:: Records for this exercise ::

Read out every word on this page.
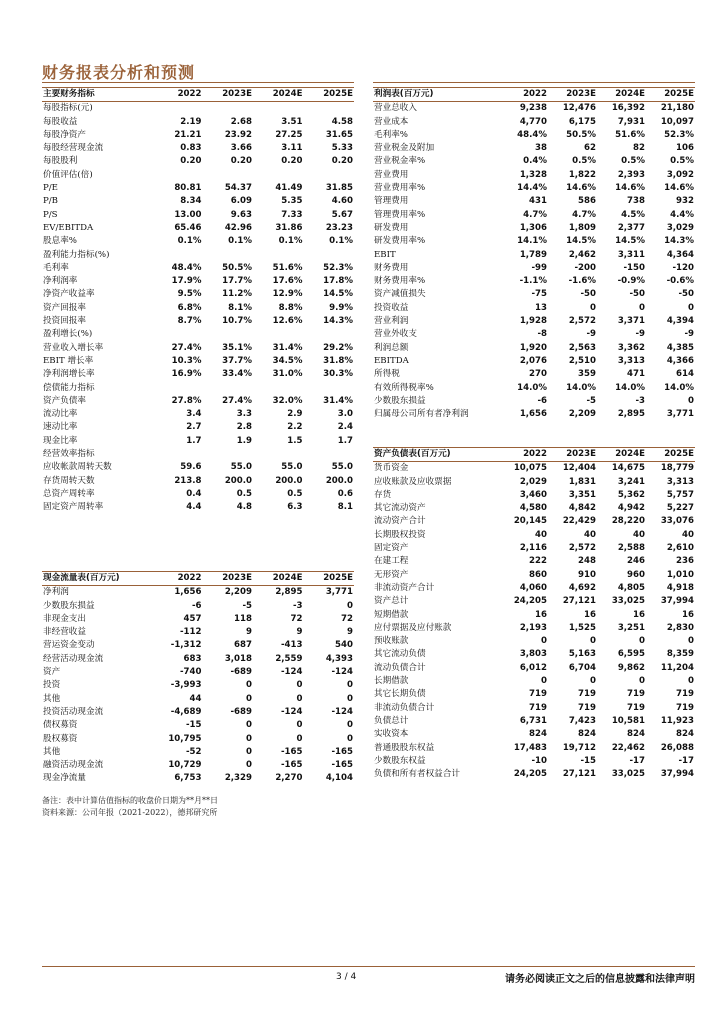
财务报表分析和预测
主要财务指标	2022	2023E	2024E	2025E
每股指标(元)				
每股收益	2.19	2.68	3.51	4.58
每股净资产	21.21	23.92	27.25	31.65
每股经营现金流	0.83	3.66	3.11	5.33
每股股利	0.20	0.20	0.20	0.20
价值评估(倍)				
P/E	80.81	54.37	41.49	31.85
P/B	8.34	6.09	5.35	4.60
P/S	13.00	9.63	7.33	5.67
EV/EBITDA	65.46	42.96	31.86	23.23
股息率%	0.1%	0.1%	0.1%	0.1%
盈利能力指标(%)				
毛利率	48.4%	50.5%	51.6%	52.3%
净利润率	17.9%	17.7%	17.6%	17.8%
净资产收益率	9.5%	11.2%	12.9%	14.5%
资产回报率	6.8%	8.1%	8.8%	9.9%
投资回报率	8.7%	10.7%	12.6%	14.3%
盈利增长(%)				
营业收入增长率	27.4%	35.1%	31.4%	29.2%
EBIT 增长率	10.3%	37.7%	34.5%	31.8%
净利润增长率	16.9%	33.4%	31.0%	30.3%
偿债能力指标				
资产负债率	27.8%	27.4%	32.0%	31.4%
流动比率	3.4	3.3	2.9	3.0
速动比率	2.7	2.8	2.2	2.4
现金比率	1.7	1.9	1.5	1.7
经营效率指标				
应收帐款周转天数	59.6	55.0	55.0	55.0
存货周转天数	213.8	200.0	200.0	200.0
总资产周转率	0.4	0.5	0.5	0.6
固定资产周转率	4.4	4.8	6.3	8.1
现金流量表(百万元)	2022	2023E	2024E	2025E
净利润	1,656	2,209	2,895	3,771
少数股东损益	-6	-5	-3	0
非现金支出	457	118	72	72
非经营收益	-112	9	9	9
营运资金变动	-1,312	687	-413	540
经营活动现金流	683	3,018	2,559	4,393
资产	-740	-689	-124	-124
投资	-3,993	0	0	0
其他	44	0	0	0
投资活动现金流	-4,689	-689	-124	-124
债权募资	-15	0	0	0
股权募资	10,795	0	0	0
其他	-52	0	-165	-165
融资活动现金流	10,729	0	-165	-165
现金净流量	6,753	2,329	2,270	4,104
利润表(百万元)	2022	2023E	2024E	2025E
营业总收入	9,238	12,476	16,392	21,180
营业成本	4,770	6,175	7,931	10,097
毛利率%	48.4%	50.5%	51.6%	52.3%
营业税金及附加	38	62	82	106
营业税金率%	0.4%	0.5%	0.5%	0.5%
营业费用	1,328	1,822	2,393	3,092
营业费用率%	14.4%	14.6%	14.6%	14.6%
管理费用	431	586	738	932
管理费用率%	4.7%	4.7%	4.5%	4.4%
研发费用	1,306	1,809	2,377	3,029
研发费用率%	14.1%	14.5%	14.5%	14.3%
EBIT	1,789	2,462	3,311	4,364
财务费用	-99	-200	-150	-120
财务费用率%	-1.1%	-1.6%	-0.9%	-0.6%
资产减值损失	-75	-50	-50	-50
投资收益	13	0	0	0
营业利润	1,928	2,572	3,371	4,394
营业外收支	-8	-9	-9	-9
利润总额	1,920	2,563	3,362	4,385
EBITDA	2,076	2,510	3,313	4,366
所得税	270	359	471	614
有效所得税率%	14.0%	14.0%	14.0%	14.0%
少数股东损益	-6	-5	-3	0
归属母公司所有者净利润	1,656	2,209	2,895	3,771
资产负债表(百万元)	2022	2023E	2024E	2025E
货币资金	10,075	12,404	14,675	18,779
应收账款及应收票据	2,029	1,831	3,241	3,313
存货	3,460	3,351	5,362	5,757
其它流动资产	4,580	4,842	4,942	5,227
流动资产合计	20,145	22,429	28,220	33,076
长期股权投资	40	40	40	40
固定资产	2,116	2,572	2,588	2,610
在建工程	222	248	246	236
无形资产	860	910	960	1,010
非流动资产合计	4,060	4,692	4,805	4,918
资产总计	24,205	27,121	33,025	37,994
短期借款	16	16	16	16
应付票据及应付账款	2,193	1,525	3,251	2,830
预收账款	0	0	0	0
其它流动负债	3,803	5,163	6,595	8,359
流动负债合计	6,012	6,704	9,862	11,204
长期借款	0	0	0	0
其它长期负债	719	719	719	719
非流动负债合计	719	719	719	719
负债总计	6,731	7,423	10,581	11,923
实收资本	824	824	824	824
普通股股东权益	17,483	19,712	22,462	26,088
少数股东权益	-10	-15	-17	-17
负债和所有者权益合计	24,205	27,121	33,025	37,994
备注：表中计算估值指标的收盘价日期为**月**日
资料来源：公司年报（2021-2022），德邦研究所
3 / 4	请务必阅读正文之后的信息披露和法律声明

:::

Set exercise: Quote the material word for word, dropping any images it holds.

Answer in full:
Read out every word on this page.
财务报表分析和预测
主要财务指标	2022	2023E	2024E	2025E
每股指标(元)				
每股收益	2.19	2.68	3.51	4.58
每股净资产	21.21	23.92	27.25	31.65
每股经营现金流	0.83	3.66	3.11	5.33
每股股利	0.20	0.20	0.20	0.20
价值评估(倍)				
P/E	80.81	54.37	41.49	31.85
P/B	8.34	6.09	5.35	4.60
P/S	13.00	9.63	7.33	5.67
EV/EBITDA	65.46	42.96	31.86	23.23
股息率%	0.1%	0.1%	0.1%	0.1%
盈利能力指标(%)				
毛利率	48.4%	50.5%	51.6%	52.3%
净利润率	17.9%	17.7%	17.6%	17.8%
净资产收益率	9.5%	11.2%	12.9%	14.5%
资产回报率	6.8%	8.1%	8.8%	9.9%
投资回报率	8.7%	10.7%	12.6%	14.3%
盈利增长(%)				
营业收入增长率	27.4%	35.1%	31.4%	29.2%
EBIT 增长率	10.3%	37.7%	34.5%	31.8%
净利润增长率	16.9%	33.4%	31.0%	30.3%
偿债能力指标				
资产负债率	27.8%	27.4%	32.0%	31.4%
流动比率	3.4	3.3	2.9	3.0
速动比率	2.7	2.8	2.2	2.4
现金比率	1.7	1.9	1.5	1.7
经营效率指标				
应收帐款周转天数	59.6	55.0	55.0	55.0
存货周转天数	213.8	200.0	200.0	200.0
总资产周转率	0.4	0.5	0.5	0.6
固定资产周转率	4.4	4.8	6.3	8.1
现金流量表(百万元)	2022	2023E	2024E	2025E
净利润	1,656	2,209	2,895	3,771
少数股东损益	-6	-5	-3	0
非现金支出	457	118	72	72
非经营收益	-112	9	9	9
营运资金变动	-1,312	687	-413	540
经营活动现金流	683	3,018	2,559	4,393
资产	-740	-689	-124	-124
投资	-3,993	0	0	0
其他	44	0	0	0
投资活动现金流	-4,689	-689	-124	-124
债权募资	-15	0	0	0
股权募资	10,795	0	0	0
其他	-52	0	-165	-165
融资活动现金流	10,729	0	-165	-165
现金净流量	6,753	2,329	2,270	4,104
利润表(百万元)	2022	2023E	2024E	2025E
营业总收入	9,238	12,476	16,392	21,180
营业成本	4,770	6,175	7,931	10,097
毛利率%	48.4%	50.5%	51.6%	52.3%
营业税金及附加	38	62	82	106
营业税金率%	0.4%	0.5%	0.5%	0.5%
营业费用	1,328	1,822	2,393	3,092
营业费用率%	14.4%	14.6%	14.6%	14.6%
管理费用	431	586	738	932
管理费用率%	4.7%	4.7%	4.5%	4.4%
研发费用	1,306	1,809	2,377	3,029
研发费用率%	14.1%	14.5%	14.5%	14.3%
EBIT	1,789	2,462	3,311	4,364
财务费用	-99	-200	-150	-120
财务费用率%	-1.1%	-1.6%	-0.9%	-0.6%
资产减值损失	-75	-50	-50	-50
投资收益	13	0	0	0
营业利润	1,928	2,572	3,371	4,394
营业外收支	-8	-9	-9	-9
利润总额	1,920	2,563	3,362	4,385
EBITDA	2,076	2,510	3,313	4,366
所得税	270	359	471	614
有效所得税率%	14.0%	14.0%	14.0%	14.0%
少数股东损益	-6	-5	-3	0
归属母公司所有者净利润	1,656	2,209	2,895	3,771
资产负债表(百万元)	2022	2023E	2024E	2025E
货币资金	10,075	12,404	14,675	18,779
应收账款及应收票据	2,029	1,831	3,241	3,313
存货	3,460	3,351	5,362	5,757
其它流动资产	4,580	4,842	4,942	5,227
流动资产合计	20,145	22,429	28,220	33,076
长期股权投资	40	40	40	40
固定资产	2,116	2,572	2,588	2,610
在建工程	222	248	246	236
无形资产	860	910	960	1,010
非流动资产合计	4,060	4,692	4,805	4,918
资产总计	24,205	27,121	33,025	37,994
短期借款	16	16	16	16
应付票据及应付账款	2,193	1,525	3,251	2,830
预收账款	0	0	0	0
其它流动负债	3,803	5,163	6,595	8,359
流动负债合计	6,012	6,704	9,862	11,204
长期借款	0	0	0	0
其它长期负债	719	719	719	719
非流动负债合计	719	719	719	719
负债总计	6,731	7,423	10,581	11,923
实收资本	824	824	824	824
普通股股东权益	17,483	19,712	22,462	26,088
少数股东权益	-10	-15	-17	-17
负债和所有者权益合计	24,205	27,121	33,025	37,994
备注：表中计算估值指标的收盘价日期为**月**日
资料来源：公司年报（2021-2022），德邦研究所
3 / 4	请务必阅读正文之后的信息披露和法律声明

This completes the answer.